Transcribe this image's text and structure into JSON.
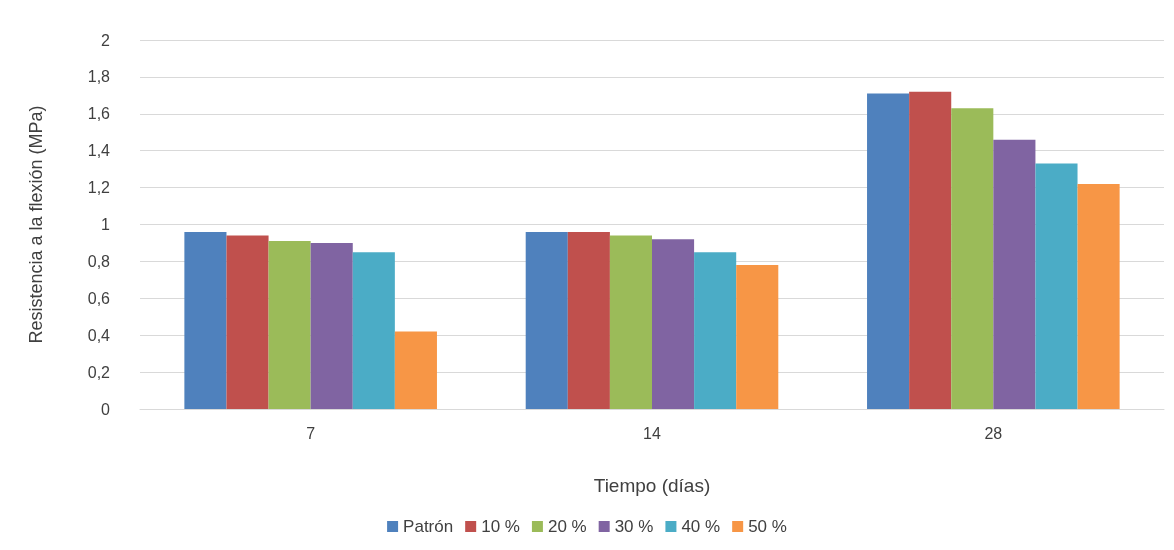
{
  "chart_data": {
    "type": "bar",
    "xlabel": "Tiempo (días)",
    "ylabel": "Resistencia a la flexión (MPa)",
    "categories": [
      "7",
      "14",
      "28"
    ],
    "series": [
      {
        "name": "Patrón",
        "color": "#4f81bd",
        "values": [
          0.96,
          0.96,
          1.71
        ]
      },
      {
        "name": "10 %",
        "color": "#c0504d",
        "values": [
          0.94,
          0.96,
          1.72
        ]
      },
      {
        "name": "20 %",
        "color": "#9bbb59",
        "values": [
          0.91,
          0.94,
          1.63
        ]
      },
      {
        "name": "30 %",
        "color": "#8064a2",
        "values": [
          0.9,
          0.92,
          1.46
        ]
      },
      {
        "name": "40 %",
        "color": "#4bacc6",
        "values": [
          0.85,
          0.85,
          1.33
        ]
      },
      {
        "name": "50 %",
        "color": "#f79646",
        "values": [
          0.42,
          0.78,
          1.22
        ]
      }
    ],
    "ylim": [
      0,
      2
    ],
    "yticks": [
      0,
      {
        "value": 0.2,
        "label": "0,2"
      },
      {
        "value": 0.4,
        "label": "0,4"
      },
      {
        "value": 0.6,
        "label": "0,6"
      },
      {
        "value": 0.8,
        "label": "0,8"
      },
      1,
      {
        "value": 1.2,
        "label": "1,2"
      },
      {
        "value": 1.4,
        "label": "1,4"
      },
      {
        "value": 1.6,
        "label": "1,6"
      },
      {
        "value": 1.8,
        "label": "1,8"
      },
      2
    ],
    "grid": "y",
    "legend": "bottom"
  }
}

:::

#### [What you should do]
Copy all the lines of data exactly as they appear, dropping any images.

#### [Result of this exercise]
Transcribe this image's text and structure into JSON.
{
  "chart_data": {
    "type": "bar",
    "xlabel": "Tiempo (días)",
    "ylabel": "Resistencia a la flexión (MPa)",
    "categories": [
      "7",
      "14",
      "28"
    ],
    "series": [
      {
        "name": "Patrón",
        "color": "#4f81bd",
        "values": [
          0.96,
          0.96,
          1.71
        ]
      },
      {
        "name": "10 %",
        "color": "#c0504d",
        "values": [
          0.94,
          0.96,
          1.72
        ]
      },
      {
        "name": "20 %",
        "color": "#9bbb59",
        "values": [
          0.91,
          0.94,
          1.63
        ]
      },
      {
        "name": "30 %",
        "color": "#8064a2",
        "values": [
          0.9,
          0.92,
          1.46
        ]
      },
      {
        "name": "40 %",
        "color": "#4bacc6",
        "values": [
          0.85,
          0.85,
          1.33
        ]
      },
      {
        "name": "50 %",
        "color": "#f79646",
        "values": [
          0.42,
          0.78,
          1.22
        ]
      }
    ],
    "ylim": [
      0,
      2
    ],
    "yticks": [
      0,
      {
        "value": 0.2,
        "label": "0,2"
      },
      {
        "value": 0.4,
        "label": "0,4"
      },
      {
        "value": 0.6,
        "label": "0,6"
      },
      {
        "value": 0.8,
        "label": "0,8"
      },
      1,
      {
        "value": 1.2,
        "label": "1,2"
      },
      {
        "value": 1.4,
        "label": "1,4"
      },
      {
        "value": 1.6,
        "label": "1,6"
      },
      {
        "value": 1.8,
        "label": "1,8"
      },
      2
    ],
    "grid": "y",
    "legend": "bottom"
  }
}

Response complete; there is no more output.